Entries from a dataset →
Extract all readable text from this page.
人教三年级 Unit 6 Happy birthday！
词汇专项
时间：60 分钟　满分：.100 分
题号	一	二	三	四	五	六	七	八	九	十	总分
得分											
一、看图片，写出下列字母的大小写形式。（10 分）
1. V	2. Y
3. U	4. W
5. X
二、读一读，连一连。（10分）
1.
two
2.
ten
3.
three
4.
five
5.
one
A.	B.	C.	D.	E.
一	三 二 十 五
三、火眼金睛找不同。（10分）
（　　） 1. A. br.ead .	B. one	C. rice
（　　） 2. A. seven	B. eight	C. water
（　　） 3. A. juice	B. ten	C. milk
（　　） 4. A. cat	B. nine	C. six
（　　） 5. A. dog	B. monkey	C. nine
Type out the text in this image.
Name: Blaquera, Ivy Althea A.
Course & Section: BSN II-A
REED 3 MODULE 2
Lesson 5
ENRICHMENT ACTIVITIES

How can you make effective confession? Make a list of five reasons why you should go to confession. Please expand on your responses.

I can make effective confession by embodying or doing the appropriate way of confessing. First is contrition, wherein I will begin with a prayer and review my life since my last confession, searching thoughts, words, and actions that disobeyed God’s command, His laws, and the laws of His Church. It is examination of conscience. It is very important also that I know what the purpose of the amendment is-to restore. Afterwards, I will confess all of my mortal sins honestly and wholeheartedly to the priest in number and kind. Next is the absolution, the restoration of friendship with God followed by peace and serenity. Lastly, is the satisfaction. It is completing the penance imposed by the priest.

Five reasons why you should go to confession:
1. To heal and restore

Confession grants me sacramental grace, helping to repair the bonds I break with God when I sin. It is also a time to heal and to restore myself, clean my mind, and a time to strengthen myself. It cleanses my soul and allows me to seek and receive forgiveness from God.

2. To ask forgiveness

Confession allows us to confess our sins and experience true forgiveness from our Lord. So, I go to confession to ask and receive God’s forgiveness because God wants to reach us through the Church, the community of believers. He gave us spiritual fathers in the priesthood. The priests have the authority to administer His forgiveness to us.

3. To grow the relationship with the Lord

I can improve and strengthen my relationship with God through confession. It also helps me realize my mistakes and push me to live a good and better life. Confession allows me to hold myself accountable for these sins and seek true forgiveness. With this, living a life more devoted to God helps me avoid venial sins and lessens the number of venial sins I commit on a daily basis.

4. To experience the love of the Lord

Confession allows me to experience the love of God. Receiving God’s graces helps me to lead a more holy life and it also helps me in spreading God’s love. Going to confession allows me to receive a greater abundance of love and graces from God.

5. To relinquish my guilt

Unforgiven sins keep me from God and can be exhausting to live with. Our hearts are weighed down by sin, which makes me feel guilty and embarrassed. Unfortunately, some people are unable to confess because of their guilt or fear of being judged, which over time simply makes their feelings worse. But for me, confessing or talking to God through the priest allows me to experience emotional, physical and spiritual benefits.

Exercise instructions → Extract the full listing above without alteration.

Result of this exercise →
Extract all readable text from this page.
人教三年级 Unit 6 Happy birthday！
词汇专项
时间：60 分钟　满分：.100 分
题号	一	二	三	四	五	六	七	八	九	十	总分
得分											
一、看图片，写出下列字母的大小写形式。（10 分）
1. V	2. Y
3. U	4. W
5. X
二、读一读，连一连。（10分）
1.
two
2.
ten
3.
three
4.
five
5.
one
A.	B.	C.	D.	E.
一	三 二 十 五
三、火眼金睛找不同。（10分）
（　　） 1. A. br.ead .	B. one	C. rice
（　　） 2. A. seven	B. eight	C. water
（　　） 3. A. juice	B. ten	C. milk
（　　） 4. A. cat	B. nine	C. six
（　　） 5. A. dog	B. monkey	C. nine
Type out the text in this image.
Name: Blaquera, Ivy Althea A.
Course & Section: BSN II-A
REED 3 MODULE 2
Lesson 5
ENRICHMENT ACTIVITIES

How can you make effective confession? Make a list of five reasons why you should go to confession. Please expand on your responses.

I can make effective confession by embodying or doing the appropriate way of confessing. First is contrition, wherein I will begin with a prayer and review my life since my last confession, searching thoughts, words, and actions that disobeyed God’s command, His laws, and the laws of His Church. It is examination of conscience. It is very important also that I know what the purpose of the amendment is-to restore. Afterwards, I will confess all of my mortal sins honestly and wholeheartedly to the priest in number and kind. Next is the absolution, the restoration of friendship with God followed by peace and serenity. Lastly, is the satisfaction. It is completing the penance imposed by the priest.

Five reasons why you should go to confession:
1. To heal and restore

Confession grants me sacramental grace, helping to repair the bonds I break with God when I sin. It is also a time to heal and to restore myself, clean my mind, and a time to strengthen myself. It cleanses my soul and allows me to seek and receive forgiveness from God.

2. To ask forgiveness

Confession allows us to confess our sins and experience true forgiveness from our Lord. So, I go to confession to ask and receive God’s forgiveness because God wants to reach us through the Church, the community of believers. He gave us spiritual fathers in the priesthood. The priests have the authority to administer His forgiveness to us.

3. To grow the relationship with the Lord

I can improve and strengthen my relationship with God through confession. It also helps me realize my mistakes and push me to live a good and better life. Confession allows me to hold myself accountable for these sins and seek true forgiveness. With this, living a life more devoted to God helps me avoid venial sins and lessens the number of venial sins I commit on a daily basis.

4. To experience the love of the Lord

Confession allows me to experience the love of God. Receiving God’s graces helps me to lead a more holy life and it also helps me in spreading God’s love. Going to confession allows me to receive a greater abundance of love and graces from God.

5. To relinquish my guilt

Unforgiven sins keep me from God and can be exhausting to live with. Our hearts are weighed down by sin, which makes me feel guilty and embarrassed. Unfortunately, some people are unable to confess because of their guilt or fear of being judged, which over time simply makes their feelings worse. But for me, confessing or talking to God through the priest allows me to experience emotional, physical and spiritual benefits.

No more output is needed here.